» MATERIALS PROVIDED
-- begin --

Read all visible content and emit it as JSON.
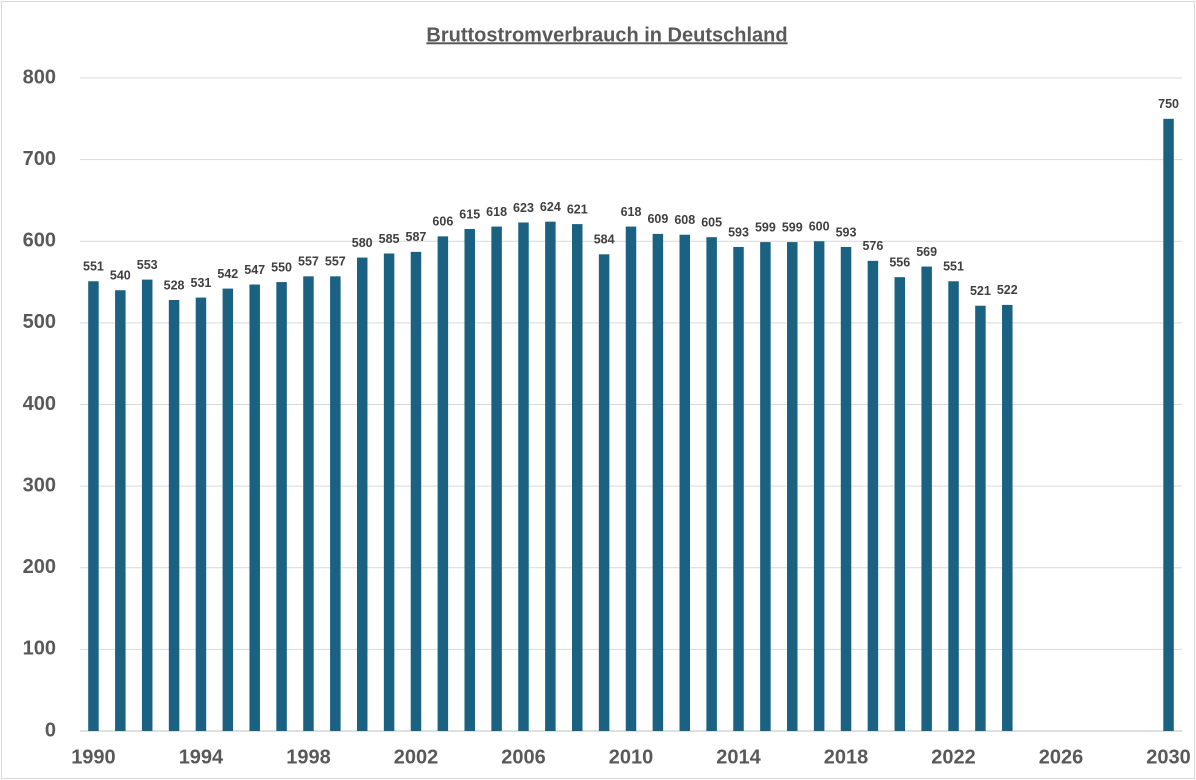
{
  "chart_data": {
    "type": "bar",
    "title": "Bruttostromverbrauch in Deutschland",
    "x": [
      1990,
      1991,
      1992,
      1993,
      1994,
      1995,
      1996,
      1997,
      1998,
      1999,
      2000,
      2001,
      2002,
      2003,
      2004,
      2005,
      2006,
      2007,
      2008,
      2009,
      2010,
      2011,
      2012,
      2013,
      2014,
      2015,
      2016,
      2017,
      2018,
      2019,
      2020,
      2021,
      2022,
      2023,
      2024,
      2030
    ],
    "values": [
      551,
      540,
      553,
      528,
      531,
      542,
      547,
      550,
      557,
      557,
      580,
      585,
      587,
      606,
      615,
      618,
      623,
      624,
      621,
      584,
      618,
      609,
      608,
      605,
      593,
      599,
      599,
      600,
      593,
      576,
      556,
      569,
      551,
      521,
      522,
      750
    ],
    "color": "#1b6282",
    "xlim": [
      1989.5,
      2030.5
    ],
    "xticks": [
      1990,
      1994,
      1998,
      2002,
      2006,
      2010,
      2014,
      2018,
      2022,
      2026,
      2030
    ],
    "ylim": [
      0,
      800
    ],
    "yticks": [
      0,
      100,
      200,
      300,
      400,
      500,
      600,
      700,
      800
    ],
    "grid": true
  }
}
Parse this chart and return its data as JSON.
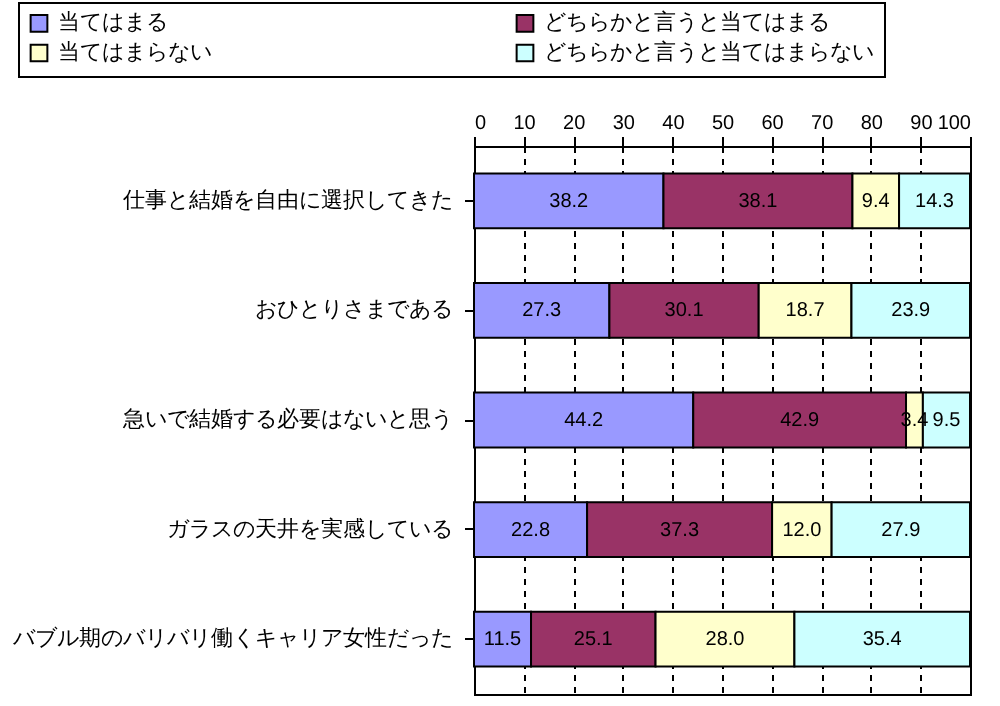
{
  "chart_data": {
    "type": "bar",
    "orientation": "horizontal",
    "stacked": true,
    "categories": [
      "仕事と結婚を自由に選択してきた",
      "おひとりさまである",
      "急いで結婚する必要はないと思う",
      "ガラスの天井を実感している",
      "バブル期のバリバリ働くキャリア女性だった"
    ],
    "series": [
      {
        "name": "当てはまる",
        "color": "#9999ff",
        "values": [
          38.2,
          27.3,
          44.2,
          22.8,
          11.5
        ]
      },
      {
        "name": "どちらかと言うと当てはまる",
        "color": "#993366",
        "values": [
          38.1,
          30.1,
          42.9,
          37.3,
          25.1
        ]
      },
      {
        "name": "当てはまらない",
        "color": "#ffffcc",
        "values": [
          9.4,
          18.7,
          3.4,
          12.0,
          28.0
        ],
        "value_labels": [
          "9.4",
          "18.7",
          "3.4",
          "12.0",
          "28.0"
        ]
      },
      {
        "name": "どちらかと言うと当てはまらない",
        "color": "#ccffff",
        "values": [
          14.3,
          23.9,
          9.5,
          27.9,
          35.4
        ]
      }
    ],
    "xlim": [
      0,
      100
    ],
    "xticks": [
      0,
      10,
      20,
      30,
      40,
      50,
      60,
      70,
      80,
      90,
      100
    ],
    "grid": "x",
    "legend": "top",
    "data_labels": true
  }
}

-- end --

Gather all lines from the listing above in which "color" occurs.

» OUTPUT
    "color": "#1b6282",
        "color": "#9999ff",
        "color": "#993366",
        "color": "#ffffcc",
        "color": "#ccffff",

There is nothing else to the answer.